### WRITTEN INSTRUCTION:
Reproduce all the entries precisely.

◇ ◇ ◇ ◇ ◇

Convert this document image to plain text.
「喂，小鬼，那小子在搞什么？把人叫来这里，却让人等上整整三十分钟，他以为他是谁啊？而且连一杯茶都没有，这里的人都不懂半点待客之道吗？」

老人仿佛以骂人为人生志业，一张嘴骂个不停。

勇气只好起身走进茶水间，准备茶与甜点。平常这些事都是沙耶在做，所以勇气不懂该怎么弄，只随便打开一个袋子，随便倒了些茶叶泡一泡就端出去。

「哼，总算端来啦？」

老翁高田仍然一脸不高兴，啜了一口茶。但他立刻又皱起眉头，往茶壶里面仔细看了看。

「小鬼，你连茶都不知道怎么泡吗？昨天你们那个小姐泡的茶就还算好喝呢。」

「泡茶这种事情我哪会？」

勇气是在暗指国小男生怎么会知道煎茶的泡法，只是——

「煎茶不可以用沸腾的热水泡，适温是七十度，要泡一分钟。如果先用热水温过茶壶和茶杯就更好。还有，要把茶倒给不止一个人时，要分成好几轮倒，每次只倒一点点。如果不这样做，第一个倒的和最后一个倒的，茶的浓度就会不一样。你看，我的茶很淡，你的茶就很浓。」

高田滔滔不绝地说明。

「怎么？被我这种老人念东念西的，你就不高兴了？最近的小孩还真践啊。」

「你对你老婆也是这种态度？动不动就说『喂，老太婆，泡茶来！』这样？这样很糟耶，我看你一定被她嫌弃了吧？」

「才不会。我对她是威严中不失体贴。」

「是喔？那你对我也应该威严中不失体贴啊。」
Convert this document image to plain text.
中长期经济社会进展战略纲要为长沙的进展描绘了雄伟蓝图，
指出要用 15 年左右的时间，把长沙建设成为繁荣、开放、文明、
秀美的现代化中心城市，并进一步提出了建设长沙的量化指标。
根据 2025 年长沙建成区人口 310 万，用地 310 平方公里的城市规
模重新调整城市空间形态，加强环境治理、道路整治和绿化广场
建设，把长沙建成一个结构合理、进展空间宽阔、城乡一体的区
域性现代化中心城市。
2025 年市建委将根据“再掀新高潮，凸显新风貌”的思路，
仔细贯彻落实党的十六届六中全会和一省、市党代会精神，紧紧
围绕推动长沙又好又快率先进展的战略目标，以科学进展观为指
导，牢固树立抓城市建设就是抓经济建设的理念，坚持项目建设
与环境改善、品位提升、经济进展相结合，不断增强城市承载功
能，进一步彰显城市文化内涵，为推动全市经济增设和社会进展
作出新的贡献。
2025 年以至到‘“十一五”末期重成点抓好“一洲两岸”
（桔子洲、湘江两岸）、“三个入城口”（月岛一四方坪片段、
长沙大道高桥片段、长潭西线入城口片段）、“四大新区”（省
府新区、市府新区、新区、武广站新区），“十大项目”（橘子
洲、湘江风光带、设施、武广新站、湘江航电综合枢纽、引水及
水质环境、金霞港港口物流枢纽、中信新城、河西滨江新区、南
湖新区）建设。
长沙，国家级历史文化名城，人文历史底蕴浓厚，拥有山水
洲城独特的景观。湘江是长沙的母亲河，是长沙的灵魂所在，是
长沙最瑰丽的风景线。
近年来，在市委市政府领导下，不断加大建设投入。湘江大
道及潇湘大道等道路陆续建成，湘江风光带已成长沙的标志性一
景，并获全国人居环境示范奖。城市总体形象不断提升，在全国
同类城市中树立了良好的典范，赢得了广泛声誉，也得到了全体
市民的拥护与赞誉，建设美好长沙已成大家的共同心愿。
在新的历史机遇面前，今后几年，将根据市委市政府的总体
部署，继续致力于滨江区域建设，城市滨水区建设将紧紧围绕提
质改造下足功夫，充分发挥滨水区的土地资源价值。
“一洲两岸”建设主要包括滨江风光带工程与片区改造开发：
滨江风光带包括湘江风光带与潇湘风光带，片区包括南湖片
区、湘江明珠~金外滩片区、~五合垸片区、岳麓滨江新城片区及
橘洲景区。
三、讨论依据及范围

◇ ◇ ◇ ◇ ◇

### RESPONSE:
Convert this document image to plain text.
「喂，小鬼，那小子在搞什么？把人叫来这里，却让人等上整整三十分钟，他以为他是谁啊？而且连一杯茶都没有，这里的人都不懂半点待客之道吗？」

老人仿佛以骂人为人生志业，一张嘴骂个不停。

勇气只好起身走进茶水间，准备茶与甜点。平常这些事都是沙耶在做，所以勇气不懂该怎么弄，只随便打开一个袋子，随便倒了些茶叶泡一泡就端出去。

「哼，总算端来啦？」

老翁高田仍然一脸不高兴，啜了一口茶。但他立刻又皱起眉头，往茶壶里面仔细看了看。

「小鬼，你连茶都不知道怎么泡吗？昨天你们那个小姐泡的茶就还算好喝呢。」

「泡茶这种事情我哪会？」

勇气是在暗指国小男生怎么会知道煎茶的泡法，只是——

「煎茶不可以用沸腾的热水泡，适温是七十度，要泡一分钟。如果先用热水温过茶壶和茶杯就更好。还有，要把茶倒给不止一个人时，要分成好几轮倒，每次只倒一点点。如果不这样做，第一个倒的和最后一个倒的，茶的浓度就会不一样。你看，我的茶很淡，你的茶就很浓。」

高田滔滔不绝地说明。

「怎么？被我这种老人念东念西的，你就不高兴了？最近的小孩还真践啊。」

「你对你老婆也是这种态度？动不动就说『喂，老太婆，泡茶来！』这样？这样很糟耶，我看你一定被她嫌弃了吧？」

「才不会。我对她是威严中不失体贴。」

「是喔？那你对我也应该威严中不失体贴啊。」
Convert this document image to plain text.
中长期经济社会进展战略纲要为长沙的进展描绘了雄伟蓝图，
指出要用 15 年左右的时间，把长沙建设成为繁荣、开放、文明、
秀美的现代化中心城市，并进一步提出了建设长沙的量化指标。
根据 2025 年长沙建成区人口 310 万，用地 310 平方公里的城市规
模重新调整城市空间形态，加强环境治理、道路整治和绿化广场
建设，把长沙建成一个结构合理、进展空间宽阔、城乡一体的区
域性现代化中心城市。
2025 年市建委将根据“再掀新高潮，凸显新风貌”的思路，
仔细贯彻落实党的十六届六中全会和一省、市党代会精神，紧紧
围绕推动长沙又好又快率先进展的战略目标，以科学进展观为指
导，牢固树立抓城市建设就是抓经济建设的理念，坚持项目建设
与环境改善、品位提升、经济进展相结合，不断增强城市承载功
能，进一步彰显城市文化内涵，为推动全市经济增设和社会进展
作出新的贡献。
2025 年以至到‘“十一五”末期重成点抓好“一洲两岸”
（桔子洲、湘江两岸）、“三个入城口”（月岛一四方坪片段、
长沙大道高桥片段、长潭西线入城口片段）、“四大新区”（省
府新区、市府新区、新区、武广站新区），“十大项目”（橘子
洲、湘江风光带、设施、武广新站、湘江航电综合枢纽、引水及
水质环境、金霞港港口物流枢纽、中信新城、河西滨江新区、南
湖新区）建设。
长沙，国家级历史文化名城，人文历史底蕴浓厚，拥有山水
洲城独特的景观。湘江是长沙的母亲河，是长沙的灵魂所在，是
长沙最瑰丽的风景线。
近年来，在市委市政府领导下，不断加大建设投入。湘江大
道及潇湘大道等道路陆续建成，湘江风光带已成长沙的标志性一
景，并获全国人居环境示范奖。城市总体形象不断提升，在全国
同类城市中树立了良好的典范，赢得了广泛声誉，也得到了全体
市民的拥护与赞誉，建设美好长沙已成大家的共同心愿。
在新的历史机遇面前，今后几年，将根据市委市政府的总体
部署，继续致力于滨江区域建设，城市滨水区建设将紧紧围绕提
质改造下足功夫，充分发挥滨水区的土地资源价值。
“一洲两岸”建设主要包括滨江风光带工程与片区改造开发：
滨江风光带包括湘江风光带与潇湘风光带，片区包括南湖片
区、湘江明珠~金外滩片区、~五合垸片区、岳麓滨江新城片区及
橘洲景区。
三、讨论依据及范围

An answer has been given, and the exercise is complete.